------ Texte présenté

Épongement progressif du déficit

La bonne nouvelle de la semaine pour le gouvernement, c'est du côté des déficits qu'il faut regarder. L'Insee montre que la France a un déficit public de 3,5% du PIB en 2015, contre 4% en 2014. La trajectoire de réduction des déficits semble, lentement mais sûrement, se poursuivre. Mieux encore, le gouvernement avait plutôt envisagé 3,8% de déficit auprès de la Commission européenne. Une manière de dire à Bruxelles que Paris fait des efforts, quand bien même il y a eu des recrutements de fonctionnaires dans la police ou l'armée sur la fin de l'année 2015, suite aux attaques terroristes dans Paris le 13 novembre.

------------
------ Extrait des données

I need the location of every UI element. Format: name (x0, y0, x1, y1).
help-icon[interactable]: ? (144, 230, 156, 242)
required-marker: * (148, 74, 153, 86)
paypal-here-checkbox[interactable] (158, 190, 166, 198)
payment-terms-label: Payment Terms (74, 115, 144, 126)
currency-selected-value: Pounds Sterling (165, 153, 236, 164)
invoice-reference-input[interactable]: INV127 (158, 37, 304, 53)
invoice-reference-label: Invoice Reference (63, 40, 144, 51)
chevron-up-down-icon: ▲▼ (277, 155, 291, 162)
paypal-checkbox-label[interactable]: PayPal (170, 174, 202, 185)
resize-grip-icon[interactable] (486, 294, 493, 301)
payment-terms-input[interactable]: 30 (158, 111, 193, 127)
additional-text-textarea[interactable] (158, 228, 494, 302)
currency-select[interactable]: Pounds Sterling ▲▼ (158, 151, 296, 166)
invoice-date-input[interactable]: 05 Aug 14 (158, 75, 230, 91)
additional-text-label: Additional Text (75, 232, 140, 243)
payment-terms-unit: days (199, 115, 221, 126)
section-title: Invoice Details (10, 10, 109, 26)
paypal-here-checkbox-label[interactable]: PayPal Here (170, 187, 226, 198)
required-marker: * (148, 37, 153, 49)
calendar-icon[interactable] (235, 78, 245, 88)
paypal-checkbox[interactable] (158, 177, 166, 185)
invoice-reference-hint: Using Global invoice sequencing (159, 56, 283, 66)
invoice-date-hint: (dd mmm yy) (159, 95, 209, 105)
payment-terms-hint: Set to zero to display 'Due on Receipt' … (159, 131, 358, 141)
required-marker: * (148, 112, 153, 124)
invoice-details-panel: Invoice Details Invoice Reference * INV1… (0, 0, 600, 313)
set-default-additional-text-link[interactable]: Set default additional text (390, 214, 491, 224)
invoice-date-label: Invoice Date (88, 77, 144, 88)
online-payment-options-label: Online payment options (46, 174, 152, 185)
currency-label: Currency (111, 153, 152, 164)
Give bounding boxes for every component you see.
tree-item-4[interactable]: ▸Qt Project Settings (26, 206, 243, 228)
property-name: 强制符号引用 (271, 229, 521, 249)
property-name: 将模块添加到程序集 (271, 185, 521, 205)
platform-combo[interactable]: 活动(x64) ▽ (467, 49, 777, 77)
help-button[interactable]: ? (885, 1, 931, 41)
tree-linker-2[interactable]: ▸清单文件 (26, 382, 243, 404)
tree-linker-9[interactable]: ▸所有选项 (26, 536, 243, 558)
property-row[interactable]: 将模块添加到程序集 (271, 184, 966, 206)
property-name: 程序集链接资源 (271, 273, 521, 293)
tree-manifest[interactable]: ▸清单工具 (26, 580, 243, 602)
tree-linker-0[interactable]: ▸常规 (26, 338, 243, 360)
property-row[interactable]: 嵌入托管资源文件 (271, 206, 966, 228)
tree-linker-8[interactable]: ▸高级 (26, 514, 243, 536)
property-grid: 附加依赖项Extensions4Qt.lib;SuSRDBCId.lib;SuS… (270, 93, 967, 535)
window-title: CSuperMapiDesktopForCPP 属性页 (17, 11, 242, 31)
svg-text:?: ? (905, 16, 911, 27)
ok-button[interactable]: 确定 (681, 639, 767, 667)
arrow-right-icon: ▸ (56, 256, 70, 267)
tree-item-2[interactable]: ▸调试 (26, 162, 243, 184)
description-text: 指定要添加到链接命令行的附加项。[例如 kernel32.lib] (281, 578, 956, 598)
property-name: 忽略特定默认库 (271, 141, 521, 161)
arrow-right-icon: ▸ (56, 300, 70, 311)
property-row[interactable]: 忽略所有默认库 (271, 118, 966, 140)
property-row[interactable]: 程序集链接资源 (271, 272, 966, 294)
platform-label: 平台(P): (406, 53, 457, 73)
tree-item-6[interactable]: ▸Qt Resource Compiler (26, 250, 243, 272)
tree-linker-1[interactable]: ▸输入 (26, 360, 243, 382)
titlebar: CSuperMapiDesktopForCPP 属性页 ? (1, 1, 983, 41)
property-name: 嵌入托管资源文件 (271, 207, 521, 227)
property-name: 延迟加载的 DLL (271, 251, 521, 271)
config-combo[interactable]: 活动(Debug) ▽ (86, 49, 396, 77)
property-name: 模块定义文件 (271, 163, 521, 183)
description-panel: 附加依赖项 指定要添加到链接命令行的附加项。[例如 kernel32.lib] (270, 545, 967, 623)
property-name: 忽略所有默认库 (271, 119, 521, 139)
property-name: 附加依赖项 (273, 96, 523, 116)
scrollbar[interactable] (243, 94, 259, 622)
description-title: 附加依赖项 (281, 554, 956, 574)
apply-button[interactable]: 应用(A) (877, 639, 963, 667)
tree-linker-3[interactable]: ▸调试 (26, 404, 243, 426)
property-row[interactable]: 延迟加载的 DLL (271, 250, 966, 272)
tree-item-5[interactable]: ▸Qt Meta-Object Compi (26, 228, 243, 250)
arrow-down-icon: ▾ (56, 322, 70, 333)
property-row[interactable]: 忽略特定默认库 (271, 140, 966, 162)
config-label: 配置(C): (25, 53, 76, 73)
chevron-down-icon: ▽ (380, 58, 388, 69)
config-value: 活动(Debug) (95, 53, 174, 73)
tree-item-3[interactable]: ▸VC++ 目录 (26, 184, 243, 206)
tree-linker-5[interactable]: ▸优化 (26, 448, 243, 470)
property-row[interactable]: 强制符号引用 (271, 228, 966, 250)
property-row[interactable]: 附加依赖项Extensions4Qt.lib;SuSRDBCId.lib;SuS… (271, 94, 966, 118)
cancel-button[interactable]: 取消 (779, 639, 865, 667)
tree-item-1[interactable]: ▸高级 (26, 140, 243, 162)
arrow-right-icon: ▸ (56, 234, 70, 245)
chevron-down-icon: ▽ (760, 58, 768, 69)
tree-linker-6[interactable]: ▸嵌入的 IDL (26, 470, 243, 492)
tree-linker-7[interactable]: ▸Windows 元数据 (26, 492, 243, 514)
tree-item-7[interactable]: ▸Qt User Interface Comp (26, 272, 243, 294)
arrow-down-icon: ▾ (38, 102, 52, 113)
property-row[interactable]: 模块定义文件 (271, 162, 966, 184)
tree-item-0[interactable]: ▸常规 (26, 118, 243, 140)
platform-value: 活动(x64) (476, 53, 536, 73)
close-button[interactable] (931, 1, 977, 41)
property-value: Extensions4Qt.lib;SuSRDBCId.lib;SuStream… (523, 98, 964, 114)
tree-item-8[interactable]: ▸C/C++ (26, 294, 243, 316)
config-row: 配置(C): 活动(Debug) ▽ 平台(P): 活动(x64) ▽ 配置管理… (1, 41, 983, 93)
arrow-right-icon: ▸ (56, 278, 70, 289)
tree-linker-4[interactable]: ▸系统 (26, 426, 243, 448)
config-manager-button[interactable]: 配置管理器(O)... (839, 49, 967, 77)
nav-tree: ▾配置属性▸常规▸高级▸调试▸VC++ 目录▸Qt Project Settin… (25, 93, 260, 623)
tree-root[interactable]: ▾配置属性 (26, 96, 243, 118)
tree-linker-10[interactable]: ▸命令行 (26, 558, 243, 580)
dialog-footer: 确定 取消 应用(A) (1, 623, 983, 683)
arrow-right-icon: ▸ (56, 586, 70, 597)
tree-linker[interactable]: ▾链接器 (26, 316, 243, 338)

------------

▶ [Consigne]:
Veuillez recopier fidèlement, dans le texte sur le déficit public, tout ce qui va de « Épongement progressif du » jusqu'à « le 13 novembre. ».

▶ [Réponse attendue]:
Épongement progressif du déficit

La bonne nouvelle de la semaine pour le gouvernement, c'est du côté des déficits qu'il faut regarder. L'Insee montre que la France a un déficit public de 3,5% du PIB en 2015, contre 4% en 2014. La trajectoire de réduction des déficits semble, lentement mais sûrement, se poursuivre. Mieux encore, le gouvernement avait plutôt envisagé 3,8% de déficit auprès de la Commission européenne. Une manière de dire à Bruxelles que Paris fait des efforts, quand bien même il y a eu des recrutements de fonctionnaires dans la police ou l'armée sur la fin de l'année 2015, suite aux attaques terroristes dans Paris le 13 novembre.